═════ Information provided
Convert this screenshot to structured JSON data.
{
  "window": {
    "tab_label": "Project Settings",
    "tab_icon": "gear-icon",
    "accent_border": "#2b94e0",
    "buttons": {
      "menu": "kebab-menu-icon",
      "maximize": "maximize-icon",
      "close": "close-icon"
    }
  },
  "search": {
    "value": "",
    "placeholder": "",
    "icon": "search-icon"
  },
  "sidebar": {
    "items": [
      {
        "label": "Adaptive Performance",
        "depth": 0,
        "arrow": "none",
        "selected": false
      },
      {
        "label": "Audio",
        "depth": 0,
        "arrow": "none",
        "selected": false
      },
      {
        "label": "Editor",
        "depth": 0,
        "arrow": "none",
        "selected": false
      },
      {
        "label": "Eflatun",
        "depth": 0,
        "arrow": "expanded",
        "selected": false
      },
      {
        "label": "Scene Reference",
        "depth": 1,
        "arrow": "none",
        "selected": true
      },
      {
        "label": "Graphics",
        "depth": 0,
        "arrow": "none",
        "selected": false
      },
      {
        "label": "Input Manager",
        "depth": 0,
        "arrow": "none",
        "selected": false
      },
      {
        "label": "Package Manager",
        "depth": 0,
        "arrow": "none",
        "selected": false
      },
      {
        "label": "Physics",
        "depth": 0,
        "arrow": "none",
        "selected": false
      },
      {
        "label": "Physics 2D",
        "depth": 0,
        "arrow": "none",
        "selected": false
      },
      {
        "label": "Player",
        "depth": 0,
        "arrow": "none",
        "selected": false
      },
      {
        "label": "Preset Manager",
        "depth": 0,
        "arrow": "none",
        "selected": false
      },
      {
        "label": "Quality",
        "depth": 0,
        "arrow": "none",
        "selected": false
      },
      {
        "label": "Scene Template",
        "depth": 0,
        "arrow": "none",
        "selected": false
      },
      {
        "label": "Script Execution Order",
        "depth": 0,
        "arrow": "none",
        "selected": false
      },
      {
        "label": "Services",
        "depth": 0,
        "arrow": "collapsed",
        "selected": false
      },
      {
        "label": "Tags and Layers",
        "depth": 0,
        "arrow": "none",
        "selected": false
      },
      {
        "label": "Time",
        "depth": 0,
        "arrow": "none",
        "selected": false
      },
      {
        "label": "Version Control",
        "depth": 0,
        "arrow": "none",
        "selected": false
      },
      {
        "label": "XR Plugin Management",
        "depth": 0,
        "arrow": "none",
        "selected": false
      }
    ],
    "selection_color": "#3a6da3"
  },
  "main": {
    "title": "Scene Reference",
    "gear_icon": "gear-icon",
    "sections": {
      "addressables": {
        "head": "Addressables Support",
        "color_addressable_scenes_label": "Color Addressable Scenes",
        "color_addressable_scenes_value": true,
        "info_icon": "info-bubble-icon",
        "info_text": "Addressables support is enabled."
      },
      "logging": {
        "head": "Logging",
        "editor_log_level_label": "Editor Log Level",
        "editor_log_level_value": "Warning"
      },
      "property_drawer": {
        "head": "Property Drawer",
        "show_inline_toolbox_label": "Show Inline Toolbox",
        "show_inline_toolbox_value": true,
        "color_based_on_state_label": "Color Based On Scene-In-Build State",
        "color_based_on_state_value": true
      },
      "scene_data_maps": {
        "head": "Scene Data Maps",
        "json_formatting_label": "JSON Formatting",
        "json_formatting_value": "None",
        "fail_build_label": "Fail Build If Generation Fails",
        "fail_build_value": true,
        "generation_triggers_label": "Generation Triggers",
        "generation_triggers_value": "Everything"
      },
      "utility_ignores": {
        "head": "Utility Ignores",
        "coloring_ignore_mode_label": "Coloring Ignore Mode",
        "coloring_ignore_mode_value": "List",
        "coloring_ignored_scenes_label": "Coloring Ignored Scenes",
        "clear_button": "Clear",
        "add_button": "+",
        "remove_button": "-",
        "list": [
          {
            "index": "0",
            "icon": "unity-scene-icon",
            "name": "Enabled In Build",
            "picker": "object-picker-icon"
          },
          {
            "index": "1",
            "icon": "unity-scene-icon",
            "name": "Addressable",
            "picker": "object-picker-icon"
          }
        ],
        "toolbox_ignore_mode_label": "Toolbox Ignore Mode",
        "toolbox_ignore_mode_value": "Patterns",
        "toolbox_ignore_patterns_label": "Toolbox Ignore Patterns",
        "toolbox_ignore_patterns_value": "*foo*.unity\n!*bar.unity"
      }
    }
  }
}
══════════
# [Instructions to follow]
Write out every record shown above, word for word.

# [Task answer]
Convert this screenshot to structured JSON data.
{
  "window": {
    "tab_label": "Project Settings",
    "tab_icon": "gear-icon",
    "accent_border": "#2b94e0",
    "buttons": {
      "menu": "kebab-menu-icon",
      "maximize": "maximize-icon",
      "close": "close-icon"
    }
  },
  "search": {
    "value": "",
    "placeholder": "",
    "icon": "search-icon"
  },
  "sidebar": {
    "items": [
      {
        "label": "Adaptive Performance",
        "depth": 0,
        "arrow": "none",
        "selected": false
      },
      {
        "label": "Audio",
        "depth": 0,
        "arrow": "none",
        "selected": false
      },
      {
        "label": "Editor",
        "depth": 0,
        "arrow": "none",
        "selected": false
      },
      {
        "label": "Eflatun",
        "depth": 0,
        "arrow": "expanded",
        "selected": false
      },
      {
        "label": "Scene Reference",
        "depth": 1,
        "arrow": "none",
        "selected": true
      },
      {
        "label": "Graphics",
        "depth": 0,
        "arrow": "none",
        "selected": false
      },
      {
        "label": "Input Manager",
        "depth": 0,
        "arrow": "none",
        "selected": false
      },
      {
        "label": "Package Manager",
        "depth": 0,
        "arrow": "none",
        "selected": false
      },
      {
        "label": "Physics",
        "depth": 0,
        "arrow": "none",
        "selected": false
      },
      {
        "label": "Physics 2D",
        "depth": 0,
        "arrow": "none",
        "selected": false
      },
      {
        "label": "Player",
        "depth": 0,
        "arrow": "none",
        "selected": false
      },
      {
        "label": "Preset Manager",
        "depth": 0,
        "arrow": "none",
        "selected": false
      },
      {
        "label": "Quality",
        "depth": 0,
        "arrow": "none",
        "selected": false
      },
      {
        "label": "Scene Template",
        "depth": 0,
        "arrow": "none",
        "selected": false
      },
      {
        "label": "Script Execution Order",
        "depth": 0,
        "arrow": "none",
        "selected": false
      },
      {
        "label": "Services",
        "depth": 0,
        "arrow": "collapsed",
        "selected": false
      },
      {
        "label": "Tags and Layers",
        "depth": 0,
        "arrow": "none",
        "selected": false
      },
      {
        "label": "Time",
        "depth": 0,
        "arrow": "none",
        "selected": false
      },
      {
        "label": "Version Control",
        "depth": 0,
        "arrow": "none",
        "selected": false
      },
      {
        "label": "XR Plugin Management",
        "depth": 0,
        "arrow": "none",
        "selected": false
      }
    ],
    "selection_color": "#3a6da3"
  },
  "main": {
    "title": "Scene Reference",
    "gear_icon": "gear-icon",
    "sections": {
      "addressables": {
        "head": "Addressables Support",
        "color_addressable_scenes_label": "Color Addressable Scenes",
        "color_addressable_scenes_value": true,
        "info_icon": "info-bubble-icon",
        "info_text": "Addressables support is enabled."
      },
      "logging": {
        "head": "Logging",
        "editor_log_level_label": "Editor Log Level",
        "editor_log_level_value": "Warning"
      },
      "property_drawer": {
        "head": "Property Drawer",
        "show_inline_toolbox_label": "Show Inline Toolbox",
        "show_inline_toolbox_value": true,
        "color_based_on_state_label": "Color Based On Scene-In-Build State",
        "color_based_on_state_value": true
      },
      "scene_data_maps": {
        "head": "Scene Data Maps",
        "json_formatting_label": "JSON Formatting",
        "json_formatting_value": "None",
        "fail_build_label": "Fail Build If Generation Fails",
        "fail_build_value": true,
        "generation_triggers_label": "Generation Triggers",
        "generation_triggers_value": "Everything"
      },
      "utility_ignores": {
        "head": "Utility Ignores",
        "coloring_ignore_mode_label": "Coloring Ignore Mode",
        "coloring_ignore_mode_value": "List",
        "coloring_ignored_scenes_label": "Coloring Ignored Scenes",
        "clear_button": "Clear",
        "add_button": "+",
        "remove_button": "-",
        "list": [
          {
            "index": "0",
            "icon": "unity-scene-icon",
            "name": "Enabled In Build",
            "picker": "object-picker-icon"
          },
          {
            "index": "1",
            "icon": "unity-scene-icon",
            "name": "Addressable",
            "picker": "object-picker-icon"
          }
        ],
        "toolbox_ignore_mode_label": "Toolbox Ignore Mode",
        "toolbox_ignore_mode_value": "Patterns",
        "toolbox_ignore_patterns_label": "Toolbox Ignore Patterns",
        "toolbox_ignore_patterns_value": "*foo*.unity\n!*bar.unity"
      }
    }
  }
}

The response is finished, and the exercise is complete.